» **What is expected**: Can you revise all of the records below by replacing "dumbbell-icon" with "weight-icon" and keeping everything else unchanged? Please leave the pictures out of your version.

Visual layout records:
begin
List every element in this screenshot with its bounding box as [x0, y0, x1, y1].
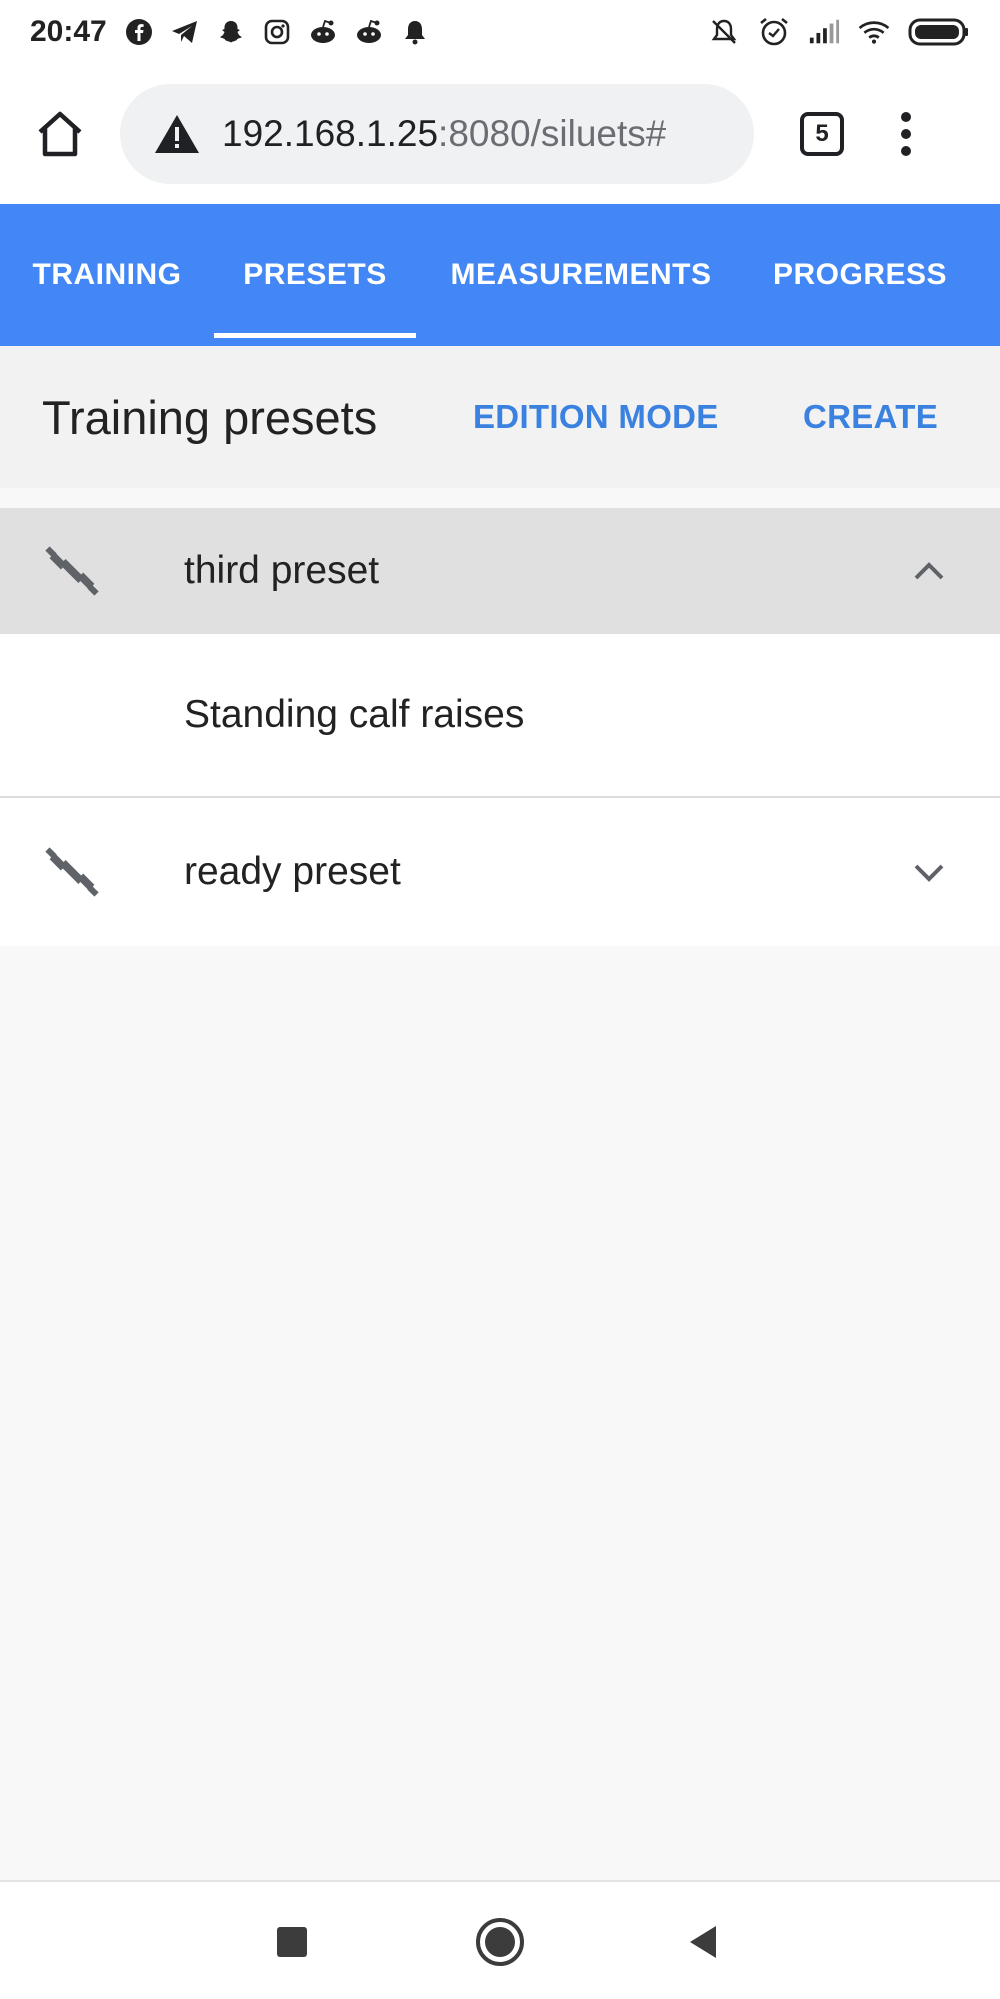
preset-row-expanded[interactable]: third preset	[0, 508, 1000, 634]
notification-icons	[123, 16, 431, 48]
url-text[interactable]: 192.168.1.25:8080/siluets#	[222, 113, 666, 155]
tab-training-label: TRAINING	[32, 258, 182, 291]
instagram-icon	[261, 16, 293, 48]
tab-count: 5	[815, 120, 829, 147]
tab-measurements[interactable]: MEASUREMENTS	[430, 204, 732, 346]
exercise-item[interactable]: Standing calf raises	[0, 634, 1000, 798]
url-bar[interactable]: 192.168.1.25:8080/siluets#	[120, 84, 754, 184]
signal-icon	[808, 16, 840, 48]
wifi-icon	[858, 16, 890, 48]
back-icon[interactable]	[676, 1914, 732, 1970]
more-vert-icon[interactable]	[896, 104, 916, 164]
status-time: 20:47	[30, 15, 107, 48]
chevron-up-icon[interactable]	[910, 552, 948, 590]
android-nav-bar	[0, 1880, 1000, 1999]
snapchat-icon	[215, 16, 247, 48]
create-button[interactable]: CREATE	[803, 398, 938, 436]
telegram-icon	[169, 16, 201, 48]
url-path: :8080/siluets#	[438, 113, 667, 154]
tab-presets[interactable]: PRESETS	[214, 204, 416, 346]
tab-training[interactable]: TRAINING	[0, 204, 214, 346]
tab-progress-label: PROGRESS	[772, 258, 948, 291]
chevron-down-icon[interactable]	[910, 853, 948, 891]
bell-icon	[399, 16, 431, 48]
exercise-name: Standing calf raises	[184, 693, 525, 736]
home-circle-icon[interactable]	[472, 1914, 528, 1970]
alarm-icon	[758, 16, 790, 48]
dumbbell-icon	[44, 543, 100, 599]
warning-icon[interactable]	[154, 111, 200, 157]
presets-header: Training presets EDITION MODE CREATE	[0, 346, 1000, 488]
presets-list: third preset Standing calf raises ready …	[0, 508, 1000, 946]
tab-switcher-button[interactable]: 5	[800, 112, 844, 156]
status-bar: 20:47	[0, 0, 1000, 64]
tab-measurements-label: MEASUREMENTS	[450, 258, 712, 291]
browser-toolbar: 192.168.1.25:8080/siluets# 5	[0, 64, 1000, 204]
recents-icon[interactable]	[264, 1914, 320, 1970]
tab-progress[interactable]: PROGRESS	[752, 204, 968, 346]
battery-icon	[908, 16, 970, 48]
preset-row-collapsed[interactable]: ready preset	[0, 798, 1000, 946]
facebook-icon	[123, 16, 155, 48]
phone-screen: 20:47 192.168.1.25:8080/siluets# 5 TRAIN…	[0, 0, 1000, 1999]
tab-presets-label: PRESETS	[243, 258, 387, 291]
edition-mode-button[interactable]: EDITION MODE	[473, 398, 719, 436]
reddit-icon	[307, 16, 339, 48]
preset-name: third preset	[184, 549, 380, 592]
page-title: Training presets	[42, 390, 378, 444]
dumbbell-icon	[44, 844, 100, 900]
bell-off-icon	[708, 16, 740, 48]
active-tab-indicator	[214, 333, 416, 338]
app-tab-bar: TRAINING PRESETS MEASUREMENTS PROGRESS	[0, 204, 1000, 346]
url-host: 192.168.1.25	[222, 113, 439, 154]
system-icons	[708, 16, 970, 48]
preset-name: ready preset	[184, 850, 401, 893]
reddit-icon	[353, 16, 385, 48]
home-icon[interactable]	[30, 104, 90, 164]
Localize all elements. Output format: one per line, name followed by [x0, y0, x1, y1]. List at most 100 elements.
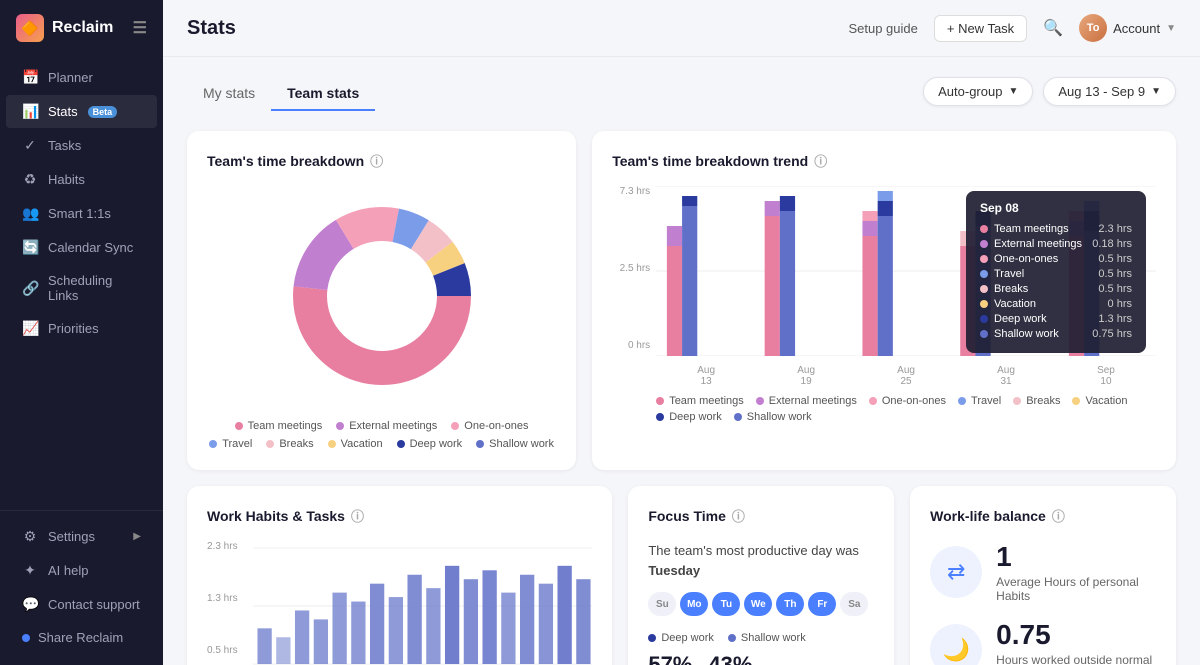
end
» **Task result**:
List every element in this screenshot with its bounding box as [x0, y0, x1, y1].
preset-row-expanded[interactable]: third preset	[0, 508, 1000, 634]
notification-icons	[123, 16, 431, 48]
url-text[interactable]: 192.168.1.25:8080/siluets#	[222, 113, 666, 155]
tab-training-label: TRAINING	[32, 258, 182, 291]
instagram-icon	[261, 16, 293, 48]
tab-count: 5	[815, 120, 829, 147]
tab-measurements[interactable]: MEASUREMENTS	[430, 204, 732, 346]
exercise-item[interactable]: Standing calf raises	[0, 634, 1000, 798]
url-bar[interactable]: 192.168.1.25:8080/siluets#	[120, 84, 754, 184]
signal-icon	[808, 16, 840, 48]
wifi-icon	[858, 16, 890, 48]
back-icon[interactable]	[676, 1914, 732, 1970]
more-vert-icon[interactable]	[896, 104, 916, 164]
status-time: 20:47	[30, 15, 107, 48]
chevron-up-icon[interactable]	[910, 552, 948, 590]
android-nav-bar	[0, 1880, 1000, 1999]
snapchat-icon	[215, 16, 247, 48]
create-button[interactable]: CREATE	[803, 398, 938, 436]
telegram-icon	[169, 16, 201, 48]
url-path: :8080/siluets#	[438, 113, 667, 154]
tab-presets[interactable]: PRESETS	[214, 204, 416, 346]
tab-training[interactable]: TRAINING	[0, 204, 214, 346]
tab-progress-label: PROGRESS	[772, 258, 948, 291]
chevron-down-icon[interactable]	[910, 853, 948, 891]
bell-icon	[399, 16, 431, 48]
exercise-name: Standing calf raises	[184, 693, 525, 736]
home-circle-icon[interactable]	[472, 1914, 528, 1970]
alarm-icon	[758, 16, 790, 48]
weight-icon	[44, 543, 100, 599]
warning-icon[interactable]	[154, 111, 200, 157]
presets-header: Training presets EDITION MODE CREATE	[0, 346, 1000, 488]
presets-list: third preset Standing calf raises ready …	[0, 508, 1000, 946]
tab-switcher-button[interactable]: 5	[800, 112, 844, 156]
status-bar: 20:47	[0, 0, 1000, 64]
tab-measurements-label: MEASUREMENTS	[450, 258, 712, 291]
browser-toolbar: 192.168.1.25:8080/siluets# 5	[0, 64, 1000, 204]
recents-icon[interactable]	[264, 1914, 320, 1970]
tab-progress[interactable]: PROGRESS	[752, 204, 968, 346]
battery-icon	[908, 16, 970, 48]
preset-row-collapsed[interactable]: ready preset	[0, 798, 1000, 946]
facebook-icon	[123, 16, 155, 48]
phone-screen: 20:47 192.168.1.25:8080/siluets# 5 TRAIN…	[0, 0, 1000, 1999]
tab-presets-label: PRESETS	[243, 258, 387, 291]
edition-mode-button[interactable]: EDITION MODE	[473, 398, 719, 436]
reddit-icon	[307, 16, 339, 48]
preset-name: third preset	[184, 549, 380, 592]
page-title: Training presets	[42, 390, 378, 444]
weight-icon	[44, 844, 100, 900]
bell-off-icon	[708, 16, 740, 48]
active-tab-indicator	[214, 333, 416, 338]
app-tab-bar: TRAINING PRESETS MEASUREMENTS PROGRESS	[0, 204, 1000, 346]
url-host: 192.168.1.25	[222, 113, 439, 154]
system-icons	[708, 16, 970, 48]
preset-name: ready preset	[184, 850, 401, 893]
reddit-icon	[353, 16, 385, 48]
home-icon[interactable]	[30, 104, 90, 164]
Localize all elements. Output format: one per line, name followed by [x0, y0, x1, y1]. List at most 100 elements.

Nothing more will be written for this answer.